**WORK REQUIRED**
Repeat each entry as written, dropping any picture you find.

** Start **

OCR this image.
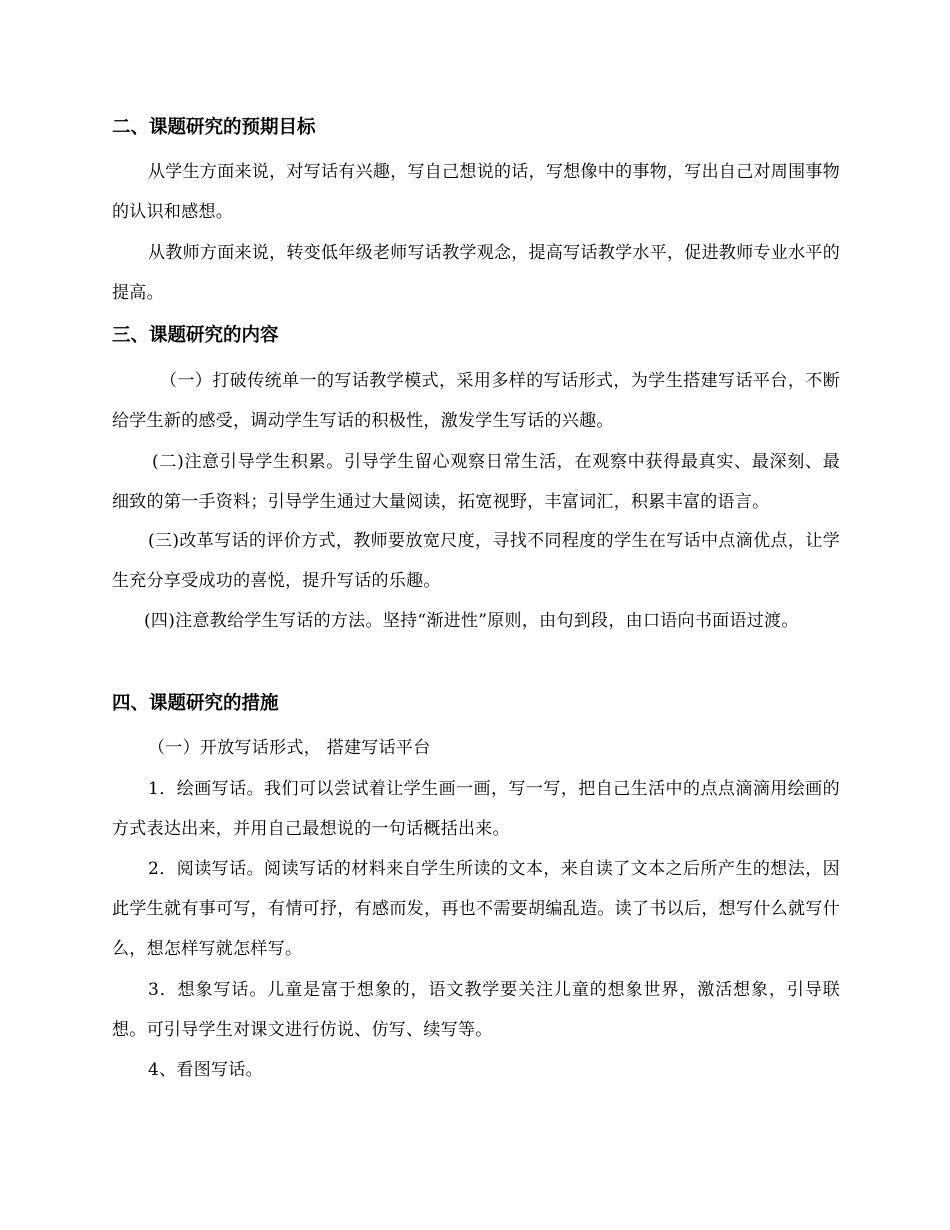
二、课题研究的预期目标
从学生方面来说，对写话有兴趣，写自己想说的话，写想像中的事物，写出自己对周围事物的认识和感想。
从教师方面来说，转变低年级老师写话教学观念，提高写话教学水平，促进教师专业水平的提高。
三、课题研究的内容
（一）打破传统单一的写话教学模式，采用多样的写话形式，为学生搭建写话平台，不断给学生新的感受，调动学生写话的积极性，激发学生写话的兴趣。
(二)注意引导学生积累。引导学生留心观察日常生活，在观察中获得最真实、最深刻、最细致的第一手资料；引导学生通过大量阅读，拓宽视野，丰富词汇，积累丰富的语言。
(三)改革写话的评价方式，教师要放宽尺度，寻找不同程度的学生在写话中点滴优点，让学生充分享受成功的喜悦，提升写话的乐趣。
(四)注意教给学生写话的方法。坚持“渐进性”原则，由句到段，由口语向书面语过渡。
四、课题研究的措施
（一）开放写话形式， 搭建写话平台
1．绘画写话。我们可以尝试着让学生画一画，写一写，把自己生活中的点点滴滴用绘画的方式表达出来，并用自己最想说的一句话概括出来。
2．阅读写话。阅读写话的材料来自学生所读的文本，来自读了文本之后所产生的想法，因此学生就有事可写，有情可抒，有感而发，再也不需要胡编乱造。读了书以后，想写什么就写什么，想怎样写就怎样写。
3．想象写话。儿童是富于想象的，语文教学要关注儿童的想象世界，激活想象，引导联想。可引导学生对课文进行仿说、仿写、续写等。
4、看图写话。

** End **

**RESULT OF THE EXERCISE**
OCR this image.
二、课题研究的预期目标
从学生方面来说，对写话有兴趣，写自己想说的话，写想像中的事物，写出自己对周围事物的认识和感想。
从教师方面来说，转变低年级老师写话教学观念，提高写话教学水平，促进教师专业水平的提高。
三、课题研究的内容
（一）打破传统单一的写话教学模式，采用多样的写话形式，为学生搭建写话平台，不断给学生新的感受，调动学生写话的积极性，激发学生写话的兴趣。
(二)注意引导学生积累。引导学生留心观察日常生活，在观察中获得最真实、最深刻、最细致的第一手资料；引导学生通过大量阅读，拓宽视野，丰富词汇，积累丰富的语言。
(三)改革写话的评价方式，教师要放宽尺度，寻找不同程度的学生在写话中点滴优点，让学生充分享受成功的喜悦，提升写话的乐趣。
(四)注意教给学生写话的方法。坚持“渐进性”原则，由句到段，由口语向书面语过渡。
四、课题研究的措施
（一）开放写话形式， 搭建写话平台
1．绘画写话。我们可以尝试着让学生画一画，写一写，把自己生活中的点点滴滴用绘画的方式表达出来，并用自己最想说的一句话概括出来。
2．阅读写话。阅读写话的材料来自学生所读的文本，来自读了文本之后所产生的想法，因此学生就有事可写，有情可抒，有感而发，再也不需要胡编乱造。读了书以后，想写什么就写什么，想怎样写就怎样写。
3．想象写话。儿童是富于想象的，语文教学要关注儿童的想象世界，激活想象，引导联想。可引导学生对课文进行仿说、仿写、续写等。
4、看图写话。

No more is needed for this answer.